● **What this task involves**: Lift every line from the entries that includes the word "text".

● **Record extracts**:

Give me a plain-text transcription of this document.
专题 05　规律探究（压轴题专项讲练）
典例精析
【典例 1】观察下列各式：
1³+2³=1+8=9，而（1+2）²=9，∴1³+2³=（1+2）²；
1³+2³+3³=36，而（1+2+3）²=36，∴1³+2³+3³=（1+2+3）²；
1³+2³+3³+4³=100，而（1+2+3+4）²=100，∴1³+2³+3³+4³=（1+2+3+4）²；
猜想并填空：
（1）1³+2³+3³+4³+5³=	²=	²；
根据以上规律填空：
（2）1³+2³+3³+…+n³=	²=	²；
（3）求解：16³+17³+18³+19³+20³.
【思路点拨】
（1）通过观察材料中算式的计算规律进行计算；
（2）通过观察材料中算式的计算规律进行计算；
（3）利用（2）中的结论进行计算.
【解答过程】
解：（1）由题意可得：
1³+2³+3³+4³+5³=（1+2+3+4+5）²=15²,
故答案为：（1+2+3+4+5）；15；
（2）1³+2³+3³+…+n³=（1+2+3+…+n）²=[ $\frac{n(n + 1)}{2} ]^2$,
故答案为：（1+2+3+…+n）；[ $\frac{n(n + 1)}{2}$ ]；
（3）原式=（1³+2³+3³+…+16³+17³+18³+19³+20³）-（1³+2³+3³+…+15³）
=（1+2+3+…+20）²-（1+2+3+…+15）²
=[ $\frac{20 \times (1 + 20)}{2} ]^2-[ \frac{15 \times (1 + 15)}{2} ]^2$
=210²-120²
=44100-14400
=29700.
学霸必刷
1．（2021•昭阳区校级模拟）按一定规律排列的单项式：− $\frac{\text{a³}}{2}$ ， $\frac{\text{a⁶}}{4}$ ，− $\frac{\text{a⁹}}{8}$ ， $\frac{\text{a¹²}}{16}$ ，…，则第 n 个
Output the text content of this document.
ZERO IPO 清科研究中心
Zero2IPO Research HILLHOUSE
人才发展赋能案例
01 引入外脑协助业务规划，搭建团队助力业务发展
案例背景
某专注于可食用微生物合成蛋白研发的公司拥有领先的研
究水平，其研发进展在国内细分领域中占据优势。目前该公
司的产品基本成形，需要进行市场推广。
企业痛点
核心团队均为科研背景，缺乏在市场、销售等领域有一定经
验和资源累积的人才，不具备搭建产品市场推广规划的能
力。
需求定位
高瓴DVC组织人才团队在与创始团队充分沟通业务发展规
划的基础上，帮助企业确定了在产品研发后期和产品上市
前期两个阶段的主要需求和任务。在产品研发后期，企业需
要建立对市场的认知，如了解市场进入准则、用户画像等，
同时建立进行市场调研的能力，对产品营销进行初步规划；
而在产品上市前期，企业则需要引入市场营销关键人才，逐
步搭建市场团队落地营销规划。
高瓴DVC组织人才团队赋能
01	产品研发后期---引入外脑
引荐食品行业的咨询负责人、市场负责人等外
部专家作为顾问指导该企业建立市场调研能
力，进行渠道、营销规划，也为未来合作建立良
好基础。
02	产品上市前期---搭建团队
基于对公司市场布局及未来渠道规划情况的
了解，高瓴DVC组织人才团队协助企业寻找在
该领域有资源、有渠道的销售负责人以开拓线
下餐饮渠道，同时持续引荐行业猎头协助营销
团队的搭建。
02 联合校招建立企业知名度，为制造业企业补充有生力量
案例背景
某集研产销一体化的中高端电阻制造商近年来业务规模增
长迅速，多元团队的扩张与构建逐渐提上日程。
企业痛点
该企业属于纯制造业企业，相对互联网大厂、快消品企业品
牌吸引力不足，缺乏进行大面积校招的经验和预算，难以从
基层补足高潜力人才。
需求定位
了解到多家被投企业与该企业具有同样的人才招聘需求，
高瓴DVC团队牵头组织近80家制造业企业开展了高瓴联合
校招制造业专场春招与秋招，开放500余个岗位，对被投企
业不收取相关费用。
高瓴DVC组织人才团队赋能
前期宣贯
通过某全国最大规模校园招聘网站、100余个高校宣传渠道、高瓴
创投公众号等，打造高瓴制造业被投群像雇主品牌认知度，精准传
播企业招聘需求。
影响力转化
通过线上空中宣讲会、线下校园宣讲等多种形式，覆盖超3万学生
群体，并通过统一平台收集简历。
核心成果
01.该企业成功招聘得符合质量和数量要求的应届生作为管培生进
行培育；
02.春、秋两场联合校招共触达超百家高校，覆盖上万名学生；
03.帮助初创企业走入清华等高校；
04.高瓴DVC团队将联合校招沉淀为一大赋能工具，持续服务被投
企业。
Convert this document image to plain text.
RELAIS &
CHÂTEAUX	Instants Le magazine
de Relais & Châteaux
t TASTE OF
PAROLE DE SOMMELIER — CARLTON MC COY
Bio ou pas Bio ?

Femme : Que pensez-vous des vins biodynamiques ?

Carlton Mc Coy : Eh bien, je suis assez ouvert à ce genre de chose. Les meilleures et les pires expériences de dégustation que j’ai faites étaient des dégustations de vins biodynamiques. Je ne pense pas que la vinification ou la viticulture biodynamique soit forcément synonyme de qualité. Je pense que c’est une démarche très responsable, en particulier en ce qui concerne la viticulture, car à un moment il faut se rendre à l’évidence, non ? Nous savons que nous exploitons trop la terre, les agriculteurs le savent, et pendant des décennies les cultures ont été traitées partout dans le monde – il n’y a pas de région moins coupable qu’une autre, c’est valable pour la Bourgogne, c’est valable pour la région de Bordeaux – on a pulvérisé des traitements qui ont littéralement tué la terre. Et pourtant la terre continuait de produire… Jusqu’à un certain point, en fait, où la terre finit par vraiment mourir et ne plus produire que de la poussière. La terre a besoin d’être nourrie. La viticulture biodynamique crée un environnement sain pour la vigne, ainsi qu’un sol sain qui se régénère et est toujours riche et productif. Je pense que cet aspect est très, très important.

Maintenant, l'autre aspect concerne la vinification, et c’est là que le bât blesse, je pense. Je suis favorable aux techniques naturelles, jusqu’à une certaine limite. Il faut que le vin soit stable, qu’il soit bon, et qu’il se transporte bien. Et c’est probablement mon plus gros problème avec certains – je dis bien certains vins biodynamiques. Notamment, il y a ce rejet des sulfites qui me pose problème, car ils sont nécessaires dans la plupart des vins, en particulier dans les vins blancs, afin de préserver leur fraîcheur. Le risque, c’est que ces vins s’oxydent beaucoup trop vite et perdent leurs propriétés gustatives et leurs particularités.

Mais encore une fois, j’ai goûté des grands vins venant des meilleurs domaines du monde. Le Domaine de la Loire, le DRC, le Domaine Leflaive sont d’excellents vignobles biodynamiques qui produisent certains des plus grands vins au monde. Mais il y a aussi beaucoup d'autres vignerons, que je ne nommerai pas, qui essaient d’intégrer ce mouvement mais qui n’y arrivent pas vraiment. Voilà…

● **Result of the exercise**:
Give me a plain-text transcription of this document.
1．（2021•昭阳区校级模拟）按一定规律排列的单项式：− $\frac{\text{a³}}{2}$ ， $\frac{\text{a⁶}}{4}$ ，− $\frac{\text{a⁹}}{8}$ ， $\frac{\text{a¹²}}{16}$ ，…，则第 n 个
Output the text content of this document.
Convert this document image to plain text.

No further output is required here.